▼
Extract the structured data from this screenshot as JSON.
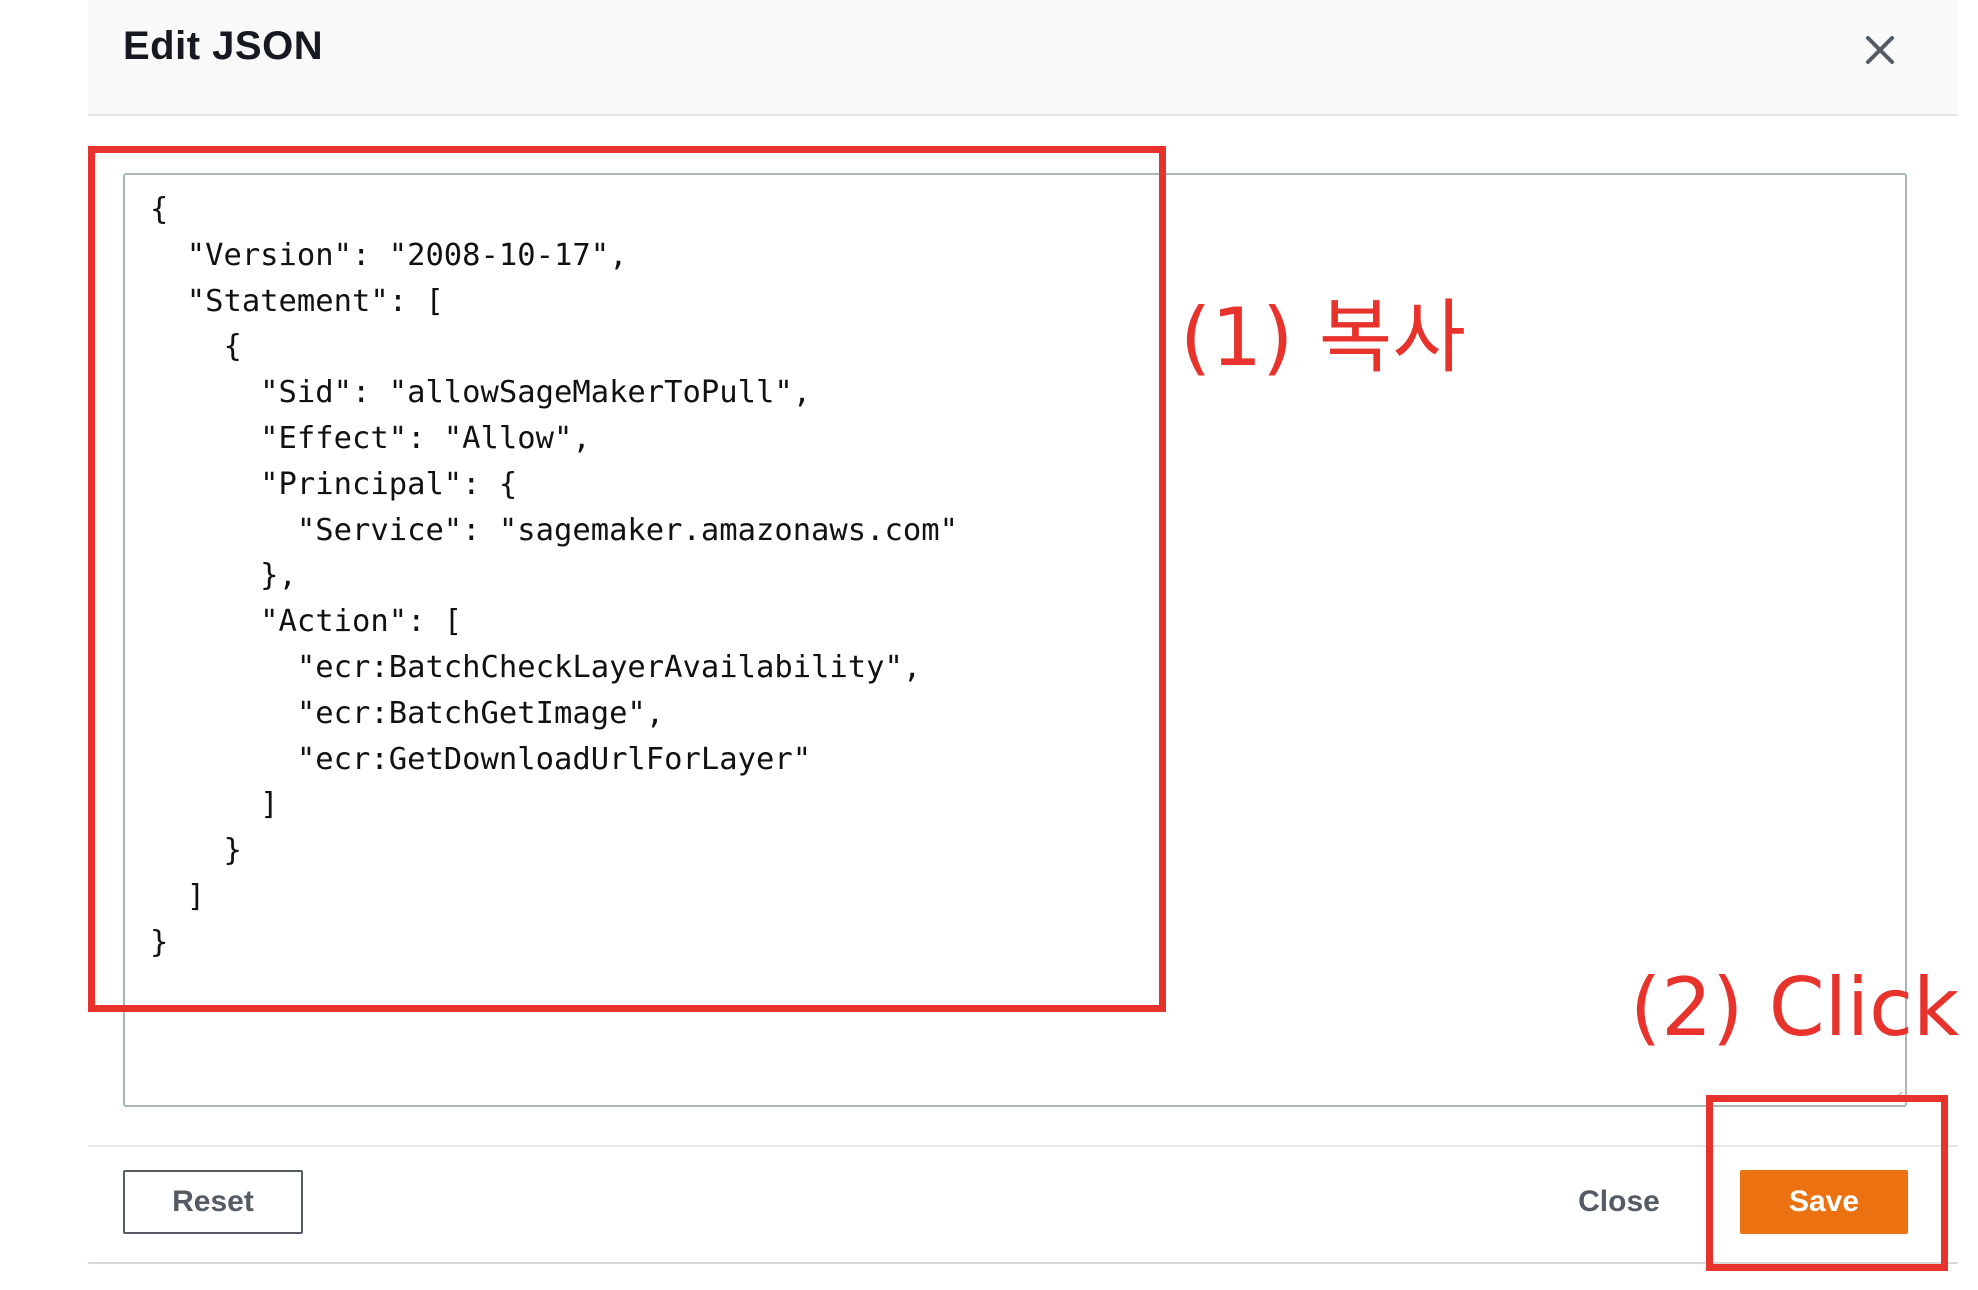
{
  "modal": {
    "title": "Edit JSON",
    "close_icon": "close-icon",
    "editor": {
      "lines": [
        "{",
        "  \"Version\": \"2008-10-17\",",
        "  \"Statement\": [",
        "    {",
        "      \"Sid\": \"allowSageMakerToPull\",",
        "      \"Effect\": \"Allow\",",
        "      \"Principal\": {",
        "        \"Service\": \"sagemaker.amazonaws.com\"",
        "      },",
        "      \"Action\": [",
        "        \"ecr:BatchCheckLayerAvailability\",",
        "        \"ecr:BatchGetImage\",",
        "        \"ecr:GetDownloadUrlForLayer\"",
        "      ]",
        "    }",
        "  ]",
        "}"
      ]
    },
    "footer": {
      "reset_label": "Reset",
      "close_label": "Close",
      "save_label": "Save"
    }
  },
  "annotations": {
    "step1_label": "(1) 복사",
    "step2_label": "(2) Click",
    "color": "#e8322c"
  },
  "colors": {
    "accent": "#ec7211",
    "header_bg": "#f9f9f9",
    "button_text": "#545b64"
  }
}
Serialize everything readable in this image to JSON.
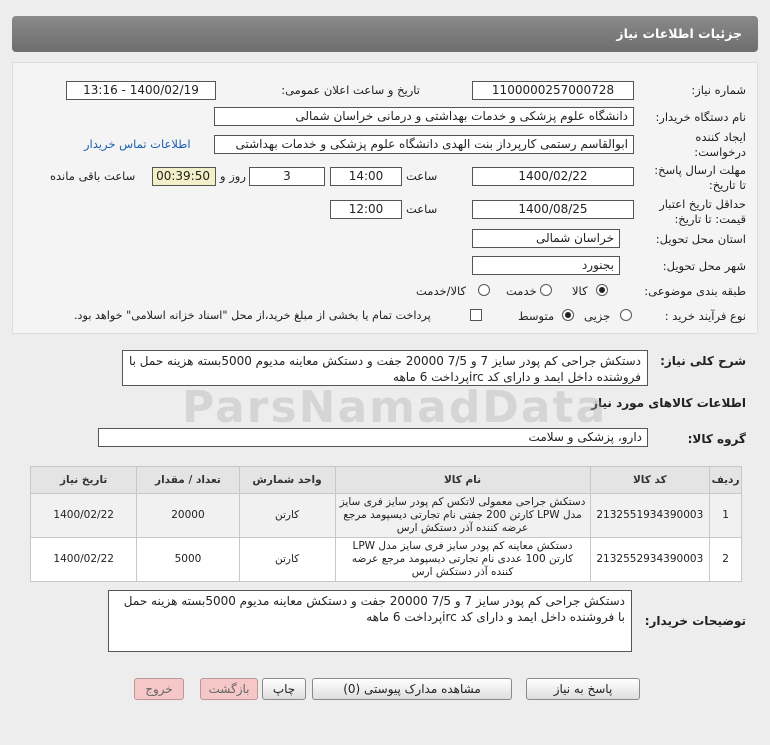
{
  "header": {
    "title": "جزئیات اطلاعات نیاز"
  },
  "fields": {
    "need_number_label": "شماره نیاز:",
    "need_number": "1100000257000728",
    "announce_label": "تاریخ و ساعت اعلان عمومی:",
    "announce_value": "1400/02/19 - 13:16",
    "buyer_label": "نام دستگاه خریدار:",
    "buyer_value": "دانشگاه علوم پزشکی و خدمات بهداشتی و درمانی خراسان شمالی",
    "creator_label_1": "ایجاد کننده",
    "creator_label_2": "درخواست:",
    "creator_value": "ابوالقاسم رستمی کارپرداز بنت الهدی دانشگاه علوم پزشکی و خدمات بهداشتی",
    "contact_link": "اطلاعات تماس خریدار",
    "deadline_label_1": "مهلت ارسال پاسخ:",
    "deadline_label_2": "تا تاریخ:",
    "deadline_date": "1400/02/22",
    "time_label": "ساعت",
    "deadline_time": "14:00",
    "days_value": "3",
    "days_label": "روز و",
    "remaining_value": "00:39:50",
    "remaining_label": "ساعت باقی مانده",
    "validity_label_1": "حداقل تاریخ اعتبار",
    "validity_label_2": "قیمت: تا تاریخ:",
    "validity_date": "1400/08/25",
    "validity_time": "12:00",
    "province_label": "استان محل تحویل:",
    "province_value": "خراسان شمالی",
    "city_label": "شهر محل تحویل:",
    "city_value": "بجنورد",
    "category_label": "طبقه بندی موضوعی:",
    "category_options": [
      "کالا",
      "خدمت",
      "کالا/خدمت"
    ],
    "purchase_label": "نوع فرآیند خرید :",
    "purchase_options": [
      "جزیی",
      "متوسط"
    ],
    "payment_note": "پرداخت تمام یا بخشی از مبلغ خرید،از محل \"اسناد خزانه اسلامی\" خواهد بود."
  },
  "description": {
    "label": "شرح کلی نیاز:",
    "text": "دستکش جراحی کم پودر سایز 7 و 7/5 20000 جفت و دستکش معاینه مدیوم 5000بسته هزینه حمل با فروشنده داخل ایمد و دارای کد ircپرداخت 6 ماهه"
  },
  "goods": {
    "section_title": "اطلاعات کالاهای مورد نیاز",
    "group_label": "گروه کالا:",
    "group_value": "دارو، پزشکی و سلامت",
    "columns": [
      "ردیف",
      "کد کالا",
      "نام کالا",
      "واحد شمارش",
      "تعداد / مقدار",
      "تاریخ نیاز"
    ],
    "rows": [
      {
        "idx": "1",
        "code": "2132551934390003",
        "name": "دستکش جراحی معمولی لاتکس کم پودر سایز فری سایز مدل LPW کارتن 200 جفتی نام تجارتی دیسپومد مرجع عرضه کننده آذر دستکش ارس",
        "unit": "کارتن",
        "qty": "20000",
        "date": "1400/02/22"
      },
      {
        "idx": "2",
        "code": "2132552934390003",
        "name": "دستکش معاینه کم پودر سایز فری سایز مدل LPW کارتن 100 عددی نام تجارتی دیسپومد مرجع عرضه کننده آذر دستکش ارس",
        "unit": "کارتن",
        "qty": "5000",
        "date": "1400/02/22"
      }
    ]
  },
  "buyer_notes": {
    "label": "توضیحات خریدار:",
    "text": "دستکش جراحی کم پودر سایز 7 و 7/5 20000 جفت و دستکش معاینه مدیوم 5000بسته هزینه حمل با فروشنده داخل ایمد و دارای کد ircپرداخت 6 ماهه"
  },
  "buttons": {
    "reply": "پاسخ به نیاز",
    "attachments": "مشاهده مدارک پیوستی (0)",
    "print": "چاپ",
    "back": "بازگشت",
    "exit": "خروج"
  }
}
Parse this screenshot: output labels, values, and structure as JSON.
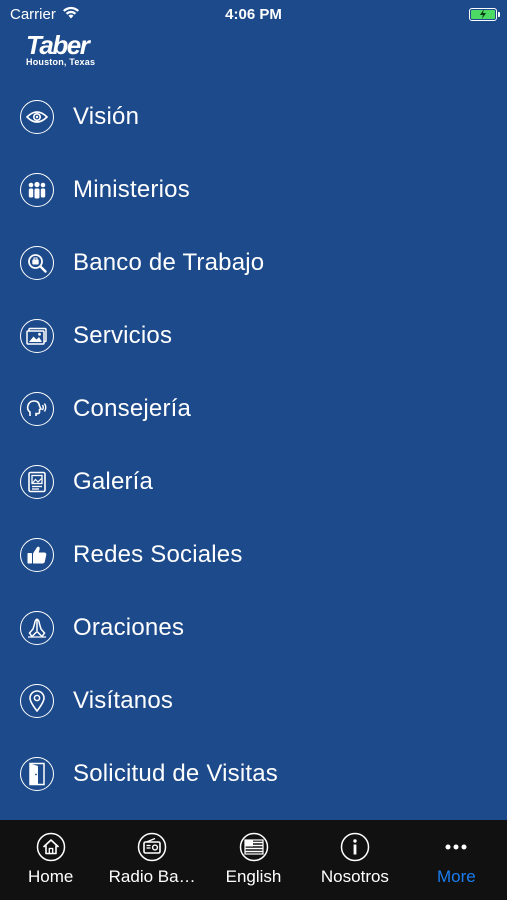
{
  "status_bar": {
    "carrier": "Carrier",
    "time": "4:06 PM"
  },
  "header": {
    "logo_title": "Taber",
    "logo_subtitle": "Houston, Texas"
  },
  "menu": {
    "items": [
      {
        "label": "Visión",
        "icon": "eye-icon"
      },
      {
        "label": "Ministerios",
        "icon": "people-icon"
      },
      {
        "label": "Banco de Trabajo",
        "icon": "search-icon"
      },
      {
        "label": "Servicios",
        "icon": "image-icon"
      },
      {
        "label": "Consejería",
        "icon": "speaking-head-icon"
      },
      {
        "label": "Galería",
        "icon": "gallery-icon"
      },
      {
        "label": "Redes Sociales",
        "icon": "thumbs-up-icon"
      },
      {
        "label": "Oraciones",
        "icon": "praying-hands-icon"
      },
      {
        "label": "Visítanos",
        "icon": "location-pin-icon"
      },
      {
        "label": "Solicitud de Visitas",
        "icon": "door-icon"
      }
    ]
  },
  "tab_bar": {
    "tabs": [
      {
        "label": "Home",
        "icon": "home-icon"
      },
      {
        "label": "Radio Ba…",
        "icon": "radio-icon"
      },
      {
        "label": "English",
        "icon": "us-flag-icon"
      },
      {
        "label": "Nosotros",
        "icon": "info-icon"
      },
      {
        "label": "More",
        "icon": "more-icon",
        "active": true
      }
    ],
    "active_color": "#1a7df0"
  },
  "colors": {
    "background": "#1d4a8a",
    "tab_bar": "#111111",
    "battery": "#4cd964"
  }
}
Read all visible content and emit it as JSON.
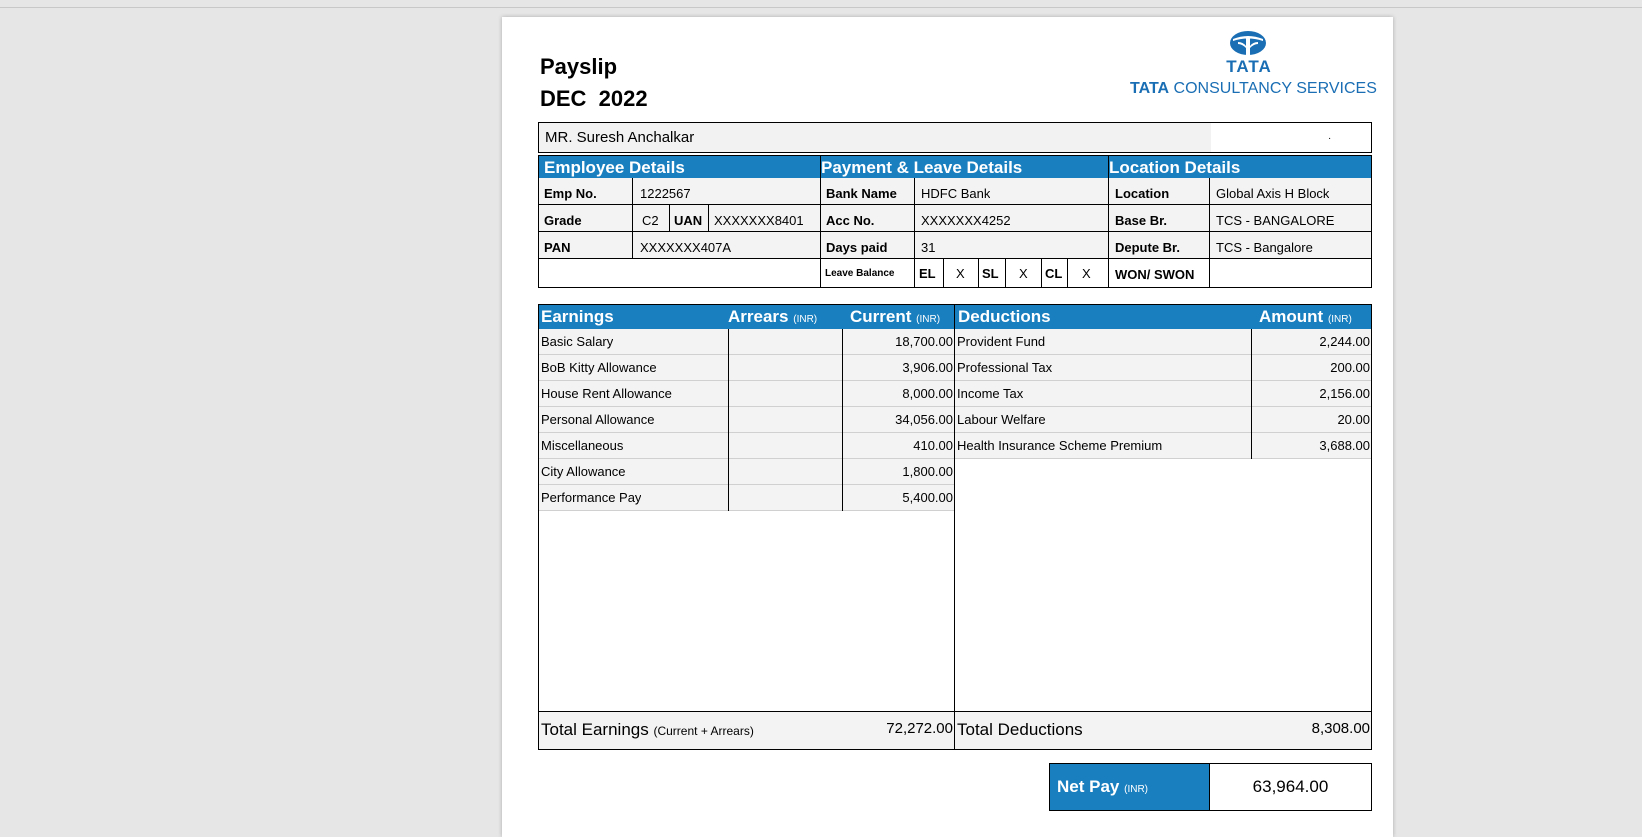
▲
• _EXERCISE_:
Repeat all the records above exactly, leaving out any pictures.

• _FINAL ANSWER_:
Extract the structured data from this screenshot as JSON.
{
  "modal": {
    "title": "Edit JSON",
    "close_icon": "close-icon",
    "editor": {
      "lines": [
        "{",
        "  \"Version\": \"2008-10-17\",",
        "  \"Statement\": [",
        "    {",
        "      \"Sid\": \"allowSageMakerToPull\",",
        "      \"Effect\": \"Allow\",",
        "      \"Principal\": {",
        "        \"Service\": \"sagemaker.amazonaws.com\"",
        "      },",
        "      \"Action\": [",
        "        \"ecr:BatchCheckLayerAvailability\",",
        "        \"ecr:BatchGetImage\",",
        "        \"ecr:GetDownloadUrlForLayer\"",
        "      ]",
        "    }",
        "  ]",
        "}"
      ]
    },
    "footer": {
      "reset_label": "Reset",
      "close_label": "Close",
      "save_label": "Save"
    }
  },
  "annotations": {
    "step1_label": "(1) 복사",
    "step2_label": "(2) Click",
    "color": "#e8322c"
  },
  "colors": {
    "accent": "#ec7211",
    "header_bg": "#f9f9f9",
    "button_text": "#545b64"
  }
}
Serialize everything readable in this image to JSON.
{
  "header": {
    "title": "جزئیات اطلاعات نیاز"
  },
  "fields": {
    "need_number_label": "شماره نیاز:",
    "need_number": "1100000257000728",
    "announce_label": "تاریخ و ساعت اعلان عمومی:",
    "announce_value": "1400/02/19 - 13:16",
    "buyer_label": "نام دستگاه خریدار:",
    "buyer_value": "دانشگاه علوم پزشکی و خدمات بهداشتی و درمانی خراسان شمالی",
    "creator_label_1": "ایجاد کننده",
    "creator_label_2": "درخواست:",
    "creator_value": "ابوالقاسم رستمی کارپرداز بنت الهدی دانشگاه علوم پزشکی و خدمات بهداشتی",
    "contact_link": "اطلاعات تماس خریدار",
    "deadline_label_1": "مهلت ارسال پاسخ:",
    "deadline_label_2": "تا تاریخ:",
    "deadline_date": "1400/02/22",
    "time_label": "ساعت",
    "deadline_time": "14:00",
    "days_value": "3",
    "days_label": "روز و",
    "remaining_value": "00:39:50",
    "remaining_label": "ساعت باقی مانده",
    "validity_label_1": "حداقل تاریخ اعتبار",
    "validity_label_2": "قیمت: تا تاریخ:",
    "validity_date": "1400/08/25",
    "validity_time": "12:00",
    "province_label": "استان محل تحویل:",
    "province_value": "خراسان شمالی",
    "city_label": "شهر محل تحویل:",
    "city_value": "بجنورد",
    "category_label": "طبقه بندی موضوعی:",
    "category_options": [
      "کالا",
      "خدمت",
      "کالا/خدمت"
    ],
    "purchase_label": "نوع فرآیند خرید :",
    "purchase_options": [
      "جزیی",
      "متوسط"
    ],
    "payment_note": "پرداخت تمام یا بخشی از مبلغ خرید،از محل \"اسناد خزانه اسلامی\" خواهد بود."
  },
  "description": {
    "label": "شرح کلی نیاز:",
    "text": "دستکش جراحی کم پودر سایز 7 و 7/5 20000 جفت و دستکش معاینه مدیوم 5000بسته هزینه حمل با فروشنده داخل ایمد و دارای کد ircپرداخت 6 ماهه"
  },
  "goods": {
    "section_title": "اطلاعات کالاهای مورد نیاز",
    "group_label": "گروه کالا:",
    "group_value": "دارو، پزشکی و سلامت",
    "columns": [
      "ردیف",
      "کد کالا",
      "نام کالا",
      "واحد شمارش",
      "تعداد / مقدار",
      "تاریخ نیاز"
    ],
    "rows": [
      {
        "idx": "1",
        "code": "2132551934390003",
        "name": "دستکش جراحی معمولی لاتکس کم پودر سایز فری سایز مدل LPW کارتن 200 جفتی نام تجارتی دیسپومد مرجع عرضه کننده آذر دستکش ارس",
        "unit": "کارتن",
        "qty": "20000",
        "date": "1400/02/22"
      },
      {
        "idx": "2",
        "code": "2132552934390003",
        "name": "دستکش معاینه کم پودر سایز فری سایز مدل LPW کارتن 100 عددی نام تجارتی دیسپومد مرجع عرضه کننده آذر دستکش ارس",
        "unit": "کارتن",
        "qty": "5000",
        "date": "1400/02/22"
      }
    ]
  },
  "buyer_notes": {
    "label": "توضیحات خریدار:",
    "text": "دستکش جراحی کم پودر سایز 7 و 7/5 20000 جفت و دستکش معاینه مدیوم 5000بسته هزینه حمل با فروشنده داخل ایمد و دارای کد ircپرداخت 6 ماهه"
  },
  "buttons": {
    "reply": "پاسخ به نیاز",
    "attachments": "مشاهده مدارک پیوستی (0)",
    "print": "چاپ",
    "back": "بازگشت",
    "exit": "خروج"
  }
}
Parse this screenshot: output labels, values, and structure as JSON.
{
  "status_bar": {
    "carrier": "Carrier",
    "time": "4:06 PM"
  },
  "header": {
    "logo_title": "Taber",
    "logo_subtitle": "Houston, Texas"
  },
  "menu": {
    "items": [
      {
        "label": "Visión",
        "icon": "eye-icon"
      },
      {
        "label": "Ministerios",
        "icon": "people-icon"
      },
      {
        "label": "Banco de Trabajo",
        "icon": "search-icon"
      },
      {
        "label": "Servicios",
        "icon": "image-icon"
      },
      {
        "label": "Consejería",
        "icon": "speaking-head-icon"
      },
      {
        "label": "Galería",
        "icon": "gallery-icon"
      },
      {
        "label": "Redes Sociales",
        "icon": "thumbs-up-icon"
      },
      {
        "label": "Oraciones",
        "icon": "praying-hands-icon"
      },
      {
        "label": "Visítanos",
        "icon": "location-pin-icon"
      },
      {
        "label": "Solicitud de Visitas",
        "icon": "door-icon"
      }
    ]
  },
  "tab_bar": {
    "tabs": [
      {
        "label": "Home",
        "icon": "home-icon"
      },
      {
        "label": "Radio Ba…",
        "icon": "radio-icon"
      },
      {
        "label": "English",
        "icon": "us-flag-icon"
      },
      {
        "label": "Nosotros",
        "icon": "info-icon"
      },
      {
        "label": "More",
        "icon": "more-icon",
        "active": true
      }
    ],
    "active_color": "#1a7df0"
  },
  "colors": {
    "background": "#1d4a8a",
    "tab_bar": "#111111",
    "battery": "#4cd964"
  }
}
Read all visible content and emit it as JSON.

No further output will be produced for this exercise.